PROBLEM TO WORK ON:
Answer these from the court ruling passage:
1. Which judge made the ruling?
2. How long does the petitioner have to file a revocation application?
3. How long does the Proper Officer have to decide that application?

EXCERPTED PASSAGE:
****************
Justice Om Narayan Rai held that although the writ petition challenging the cancellation order itself was not maintainable, the petitioner was entitled to avail the statutory remedy of revocation. The Court noted that the petitioner had approached the High Court promptly and within the period during which a revocation application could have been filed. Accordingly, the Court granted liberty to the petitioner to file a revocation application within two weeks, directed the Proper Officer to treat such application as filed within time, and to dispose of the same within four weeks in accordance with law. The Court clarified that it had not examined the merits of the alleged ITC violation, leaving all issues open for consideration by the Proper Officer.
****************
GIVEN DATA:
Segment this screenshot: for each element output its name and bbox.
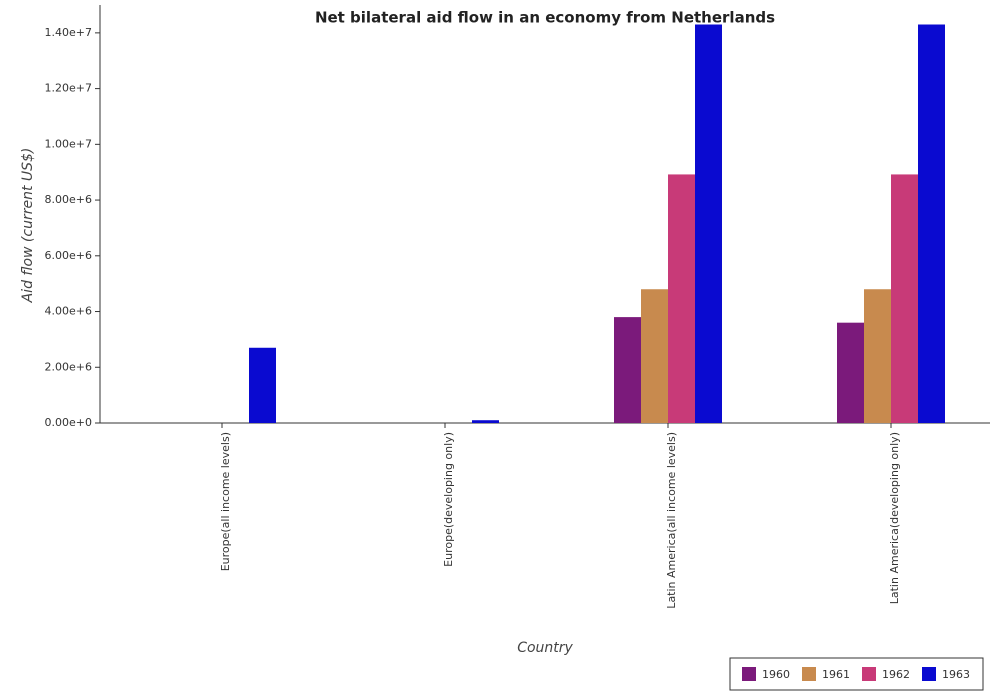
****************
FINISHED ANSWER:
1. Justice Om Narayan Rai
2. Two weeks
3. Four weeks